### Short exercise:
Report only the number of lines in this material that include the string "such".

### Material for this task:
▼
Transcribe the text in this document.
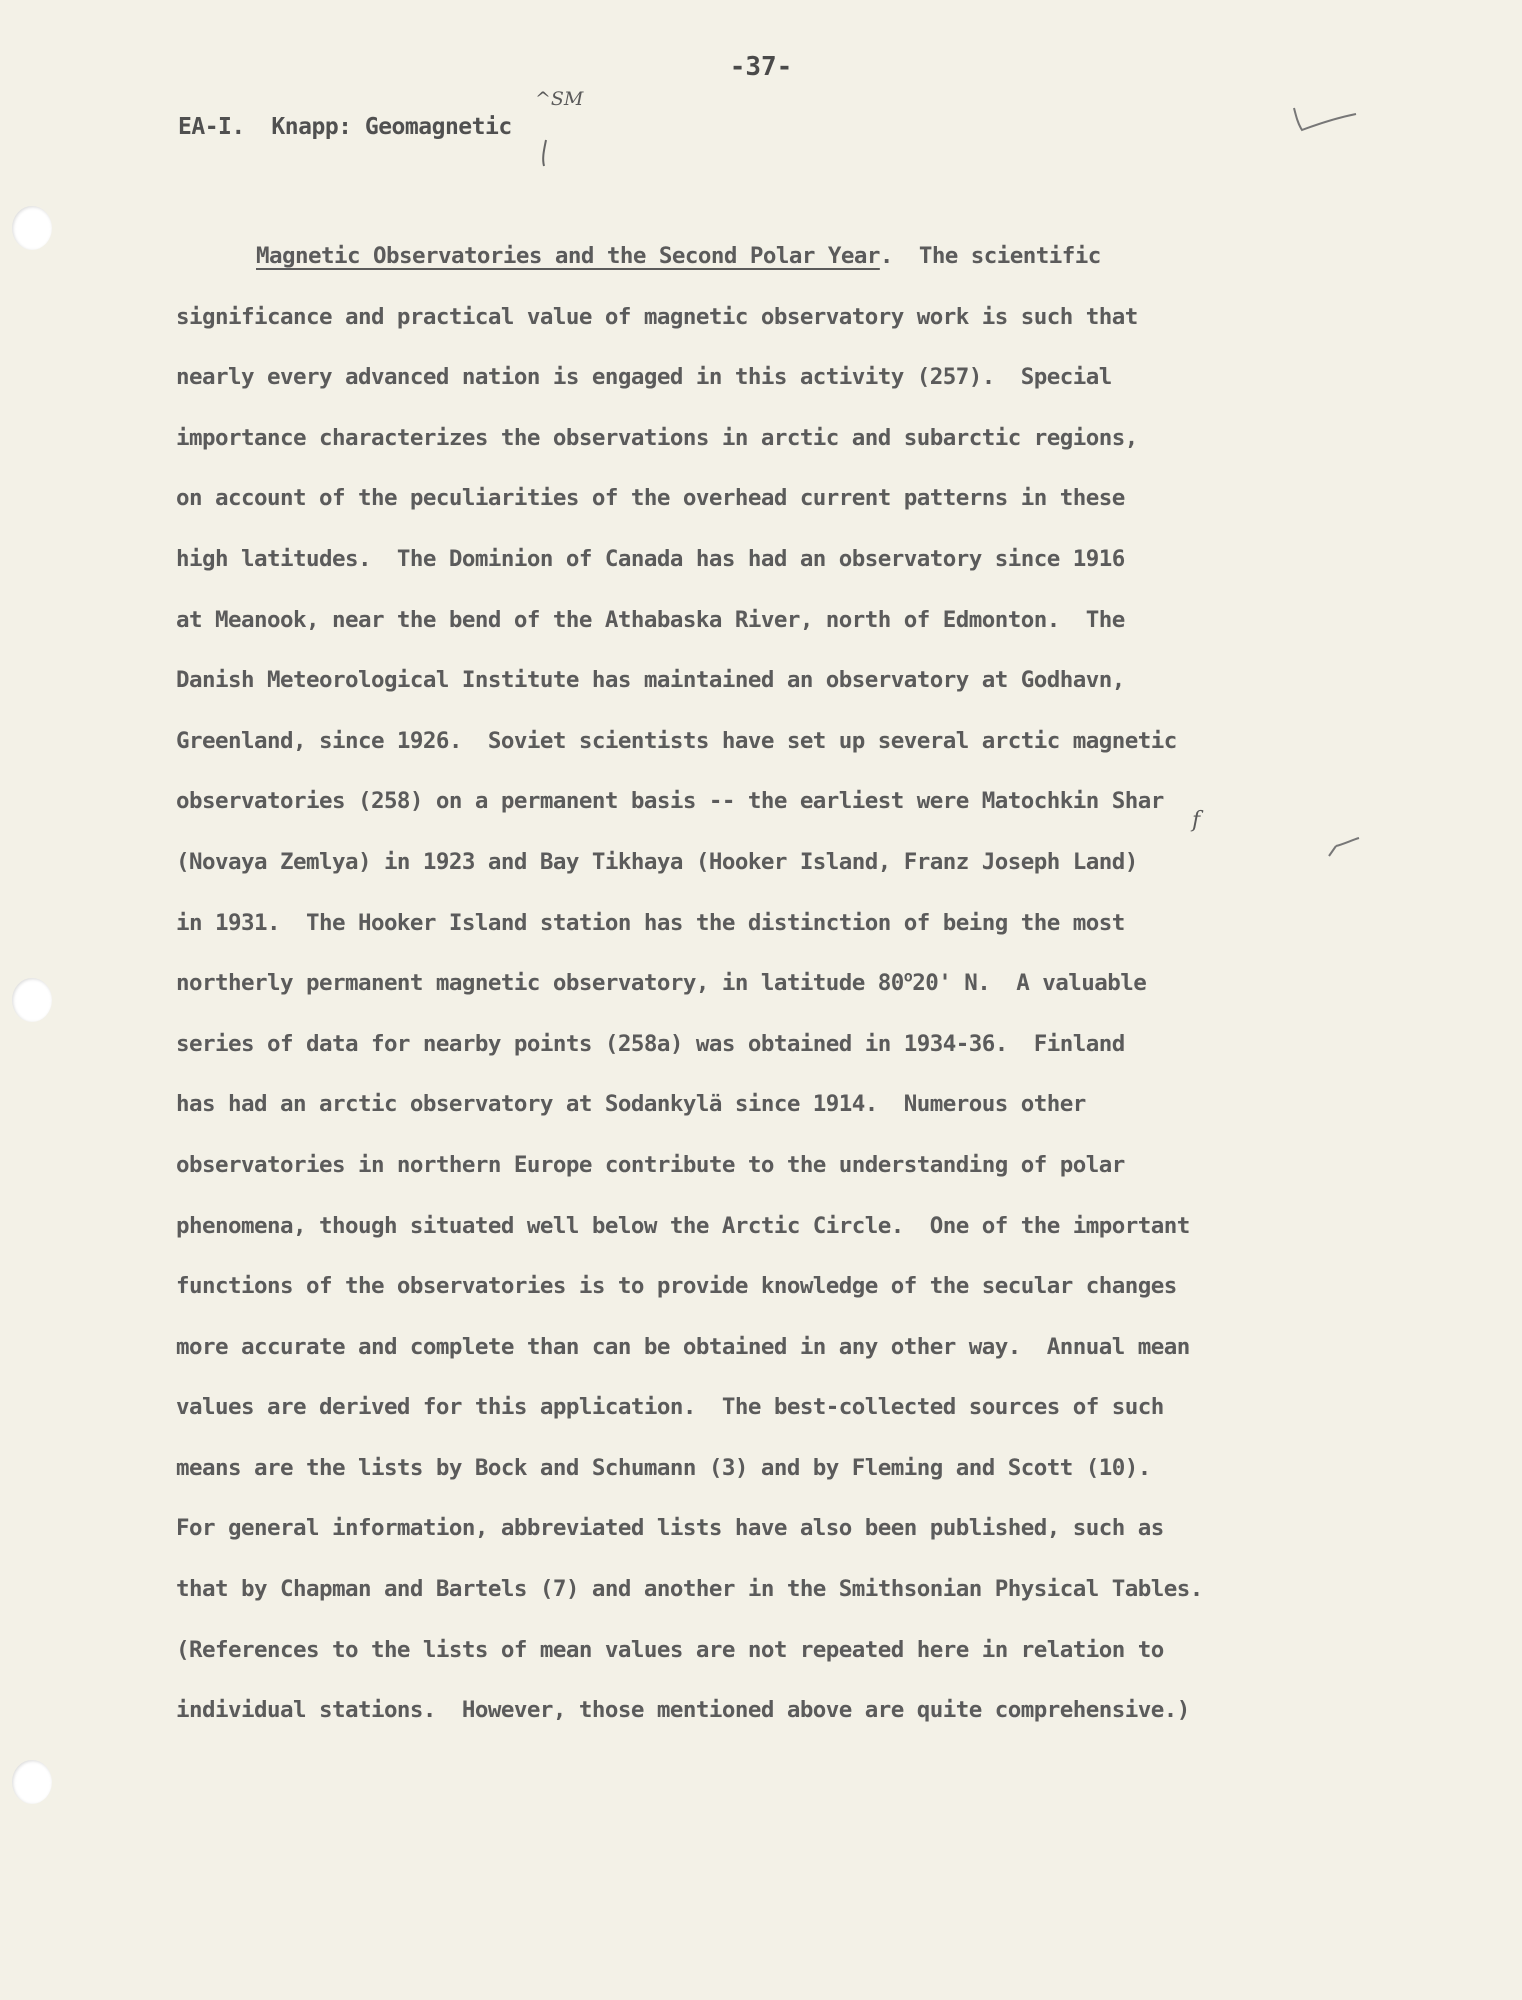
-37-
EA-I.  Knapp: Geomagnetic
^SM
f
Magnetic Observatories and the Second Polar Year.  The scientific
significance and practical value of magnetic observatory work is such that
nearly every advanced nation is engaged in this activity (257).  Special
importance characterizes the observations in arctic and subarctic regions,
on account of the peculiarities of the overhead current patterns in these
high latitudes.  The Dominion of Canada has had an observatory since 1916
at Meanook, near the bend of the Athabaska River, north of Edmonton.  The
Danish Meteorological Institute has maintained an observatory at Godhavn,
Greenland, since 1926.  Soviet scientists have set up several arctic magnetic
observatories (258) on a permanent basis -- the earliest were Matochkin Shar
(Novaya Zemlya) in 1923 and Bay Tikhaya (Hooker Island, Franz Joseph Land)
in 1931.  The Hooker Island station has the distinction of being the most
northerly permanent magnetic observatory, in latitude 80$^o$20' N.  A valuable
series of data for nearby points (258a) was obtained in 1934-36.  Finland
has had an arctic observatory at Sodankylä since 1914.  Numerous other
observatories in northern Europe contribute to the understanding of polar
phenomena, though situated well below the Arctic Circle.  One of the important
functions of the observatories is to provide knowledge of the secular changes
more accurate and complete than can be obtained in any other way.  Annual mean
values are derived for this application.  The best-collected sources of such
means are the lists by Bock and Schumann (3) and by Fleming and Scott (10).
For general information, abbreviated lists have also been published, such as
that by Chapman and Bartels (7) and another in the Smithsonian Physical Tables.
(References to the lists of mean values are not repeated here in relation to
individual stations.  However, those mentioned above are quite comprehensive.)
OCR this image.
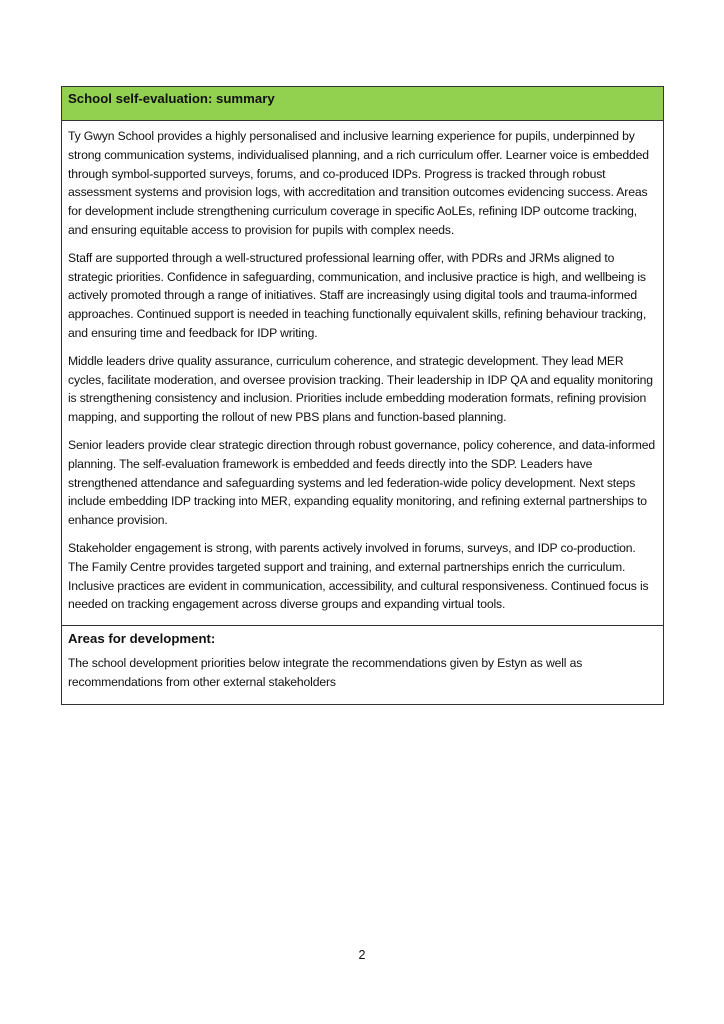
School self-evaluation: summary

Ty Gwyn School provides a highly personalised and inclusive learning experience for pupils, underpinned by strong communication systems, individualised planning, and a rich curriculum offer. Learner voice is embedded through symbol-supported surveys, forums, and co-produced IDPs. Progress is tracked through robust assessment systems and provision logs, with accreditation and transition outcomes evidencing success. Areas for development include strengthening curriculum coverage in specific AoLEs, refining IDP outcome tracking, and ensuring equitable access to provision for pupils with complex needs.

Staff are supported through a well-structured professional learning offer, with PDRs and JRMs aligned to strategic priorities. Confidence in safeguarding, communication, and inclusive practice is high, and wellbeing is actively promoted through a range of initiatives. Staff are increasingly using digital tools and trauma-informed approaches. Continued support is needed in teaching functionally equivalent skills, refining behaviour tracking, and ensuring time and feedback for IDP writing.

Middle leaders drive quality assurance, curriculum coherence, and strategic development. They lead MER cycles, facilitate moderation, and oversee provision tracking. Their leadership in IDP QA and equality monitoring is strengthening consistency and inclusion. Priorities include embedding moderation formats, refining provision mapping, and supporting the rollout of new PBS plans and function-based planning.

Senior leaders provide clear strategic direction through robust governance, policy coherence, and data-informed planning. The self-evaluation framework is embedded and feeds directly into the SDP. Leaders have strengthened attendance and safeguarding systems and led federation-wide policy development. Next steps include embedding IDP tracking into MER, expanding equality monitoring, and refining external partnerships to enhance provision.

Stakeholder engagement is strong, with parents actively involved in forums, surveys, and IDP co-production. The Family Centre provides targeted support and training, and external partnerships enrich the curriculum. Inclusive practices are evident in communication, accessibility, and cultural responsiveness. Continued focus is needed on tracking engagement across diverse groups and expanding virtual tools.

Areas for development:

The school development priorities below integrate the recommendations given by Estyn as well as recommendations from other external stakeholders

2
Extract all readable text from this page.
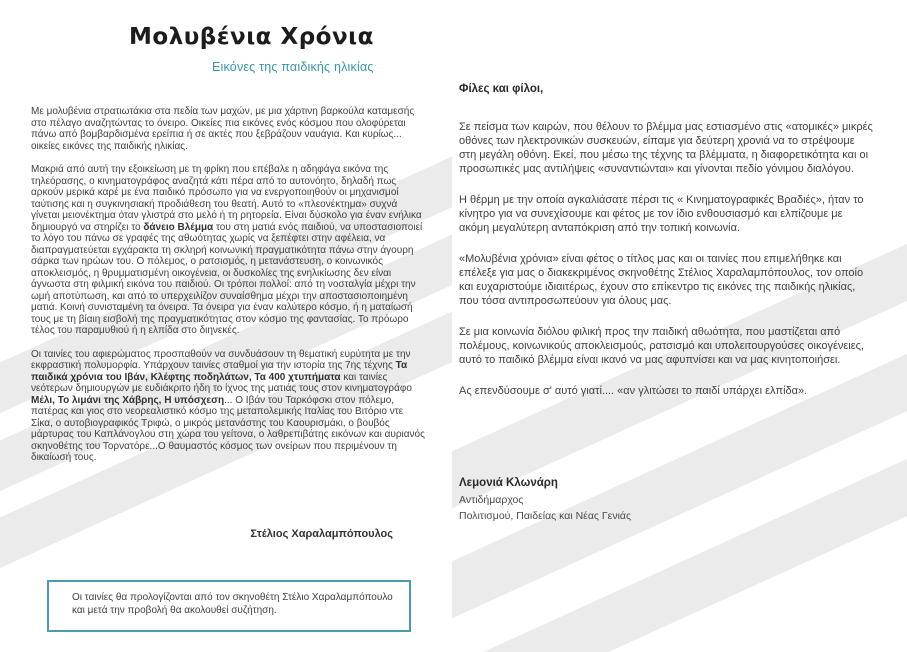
Μολυβένια Χρόνια
Εικόνες της παιδικής ηλικίας

Με μολυβένια στρατιωτάκια στα πεδία των μαχών, με μια χάρτινη βαρκούλα καταμεσής στο πέλαγο αναζητώντας το όνειρο. Οικείες πια εικόνες ενός κόσμου που ολοφύρεται πάνω από βομβαρδισμένα ερείπια ή σε ακτές που ξεβράζουν ναυάγια. Και κυρίως... οικείες εικόνες της παιδικής ηλικίας.

Μακριά από αυτή την εξοικείωση με τη φρίκη που επέβαλε η αδηφάγα εικόνα της τηλεόρασης, ο κινηματογράφος αναζητά κάτι πέρα από το αυτονόητο, δηλαδή πως αρκούν μερικά καρέ με ένα παιδικό πρόσωπο για να ενεργοποιηθούν οι μηχανισμοί ταύτισης και η συγκινησιακή προδιάθεση του θεατή. Αυτό το «πλεονέκτημα» συχνά γίνεται μειονέκτημα όταν γλιστρά στο μελό ή τη ρητορεία. Είναι δύσκολο για έναν ενήλικα δημιουργό να στηρίζει το δάνειο Βλέμμα του στη ματιά ενός παιδιού, να υποστασιοποιεί το λόγο του πάνω σε γραφές της αθωότητας χωρίς να ξεπέφτει στην αφέλεια, να διαπραγματεύεται εγχάρακτα τη σκληρή κοινωνική πραγματικότητα πάνω στην άγουρη σάρκα των ηρώων του. Ο πόλεμος, ο ρατσισμός, η μετανάστευση, ο κοινωνικός αποκλεισμός, η θρυμματισμένη οικογένεια, οι δυσκολίες της ενηλικίωσης δεν είναι άγνωστα στη φιλμική εικόνα του παιδιού. Οι τρόποι πολλοί: από τη νοσταλγία μέχρι την ωμή αποτύπωση, και από το υπερχειλίζον συναίσθημα μέχρι την αποστασιοποιημένη ματιά. Κοινή συνισταμένη τα όνειρα. Τα όνειρα για έναν καλύτερο κόσμο, ή η ματαίωσή τους με τη βίαιη εισβολή της πραγματικότητας στον κόσμο της φαντασίας. Το πρόωρο τέλος του παραμυθιού ή η ελπίδα στο διηνεκές.

Οι ταινίες του αφιερώματος προσπαθούν να συνδυάσουν τη θεματική ευρύτητα με την εκφραστική πολυμορφία. Υπάρχουν ταινίες σταθμοί για την ιστορία της 7ης τέχνης Τα παιδικά χρόνια του Ιβάν, Κλέφτης ποδηλάτων, Τα 400 χτυπήματα και ταινίες νεότερων δημιουργών με ευδιάκριτο ήδη το ίχνος της ματιάς τους στον κινηματογράφο Μέλι, Το λιμάνι της Χάβρης, Η υπόσχεση... Ο Ιβάν του Ταρκόφσκι στον πόλεμο, πατέρας και γιος στο νεορεαλιστικό κόσμο της μεταπολεμικής Ιταλίας του Βιτόριο ντε Σίκα, ο αυτοβιογραφικός Τριφώ, ο μικρός μετανάστης του Καουρισμάκι, ο βουβός μάρτυρας του Καπλάνογλου στη χώρα του γείτονα, ο λαθρεπιβάτης εικόνων και αυριανός σκηνοθέτης του Τορνατόρε...Ο θαυμαστός κόσμος των ονείρων που περιμένουν τη δικαίωσή τους.

Στέλιος Χαραλαμπόπουλος

Οι ταινίες θα προλογίζονται από τον σκηνοθέτη Στέλιο Χαραλαμπόπουλο και μετά την προβολή θα ακολουθεί συζήτηση.

Φίλες και φίλοι,

Σε πείσμα των καιρών, που θέλουν το βλέμμα μας εστιασμένο στις «ατομικές» μικρές οθόνες των ηλεκτρονικών συσκευών, είπαμε για δεύτερη χρονιά να το στρέψουμε στη μεγάλη οθόνη. Εκεί, που μέσω της τέχνης τα βλέμματα, η διαφορετικότητα και οι προσωπικές μας αντιλήψεις «συναντιώνται» και γίνονται πεδίο γόνιμου διαλόγου.

Η θέρμη με την οποία αγκαλιάσατε πέρσι τις « Κινηματογραφικές Βραδιές», ήταν το κίνητρο για να συνεχίσουμε και φέτος με τον ίδιο ενθουσιασμό και ελπίζουμε με ακόμη μεγαλύτερη ανταπόκριση από την τοπική κοινωνία.

«Μολυβένια χρόνια» είναι φέτος ο τίτλος μας και οι ταινίες που επιμελήθηκε και επέλεξε για μας ο διακεκριμένος σκηνοθέτης Στέλιος Χαραλαμπόπουλος, τον οποίο και ευχαριστούμε ιδιαιτέρως, έχουν στο επίκεντρο τις εικόνες της παιδικής ηλικίας, που τόσα αντιπροσωπεύουν για όλους μας.

Σε μια κοινωνία διόλου φιλική προς την παιδική αθωότητα, που μαστίζεται από πολέμους, κοινωνικούς αποκλεισμούς, ρατσισμό και υπολειτουργούσες οικογένειες, αυτό το παιδικό βλέμμα είναι ικανό να μας αφυπνίσει και να μας κινητοποιήσει.

Ας επενδύσουμε σ' αυτό γιατί.... «αν γλιτώσει το παιδί υπάρχει ελπίδα».

Λεμονιά Κλωνάρη

Αντιδήμαρχος

Πολιτισμού, Παιδείας και Νέας Γενιάς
▲
### Answer to the task:
3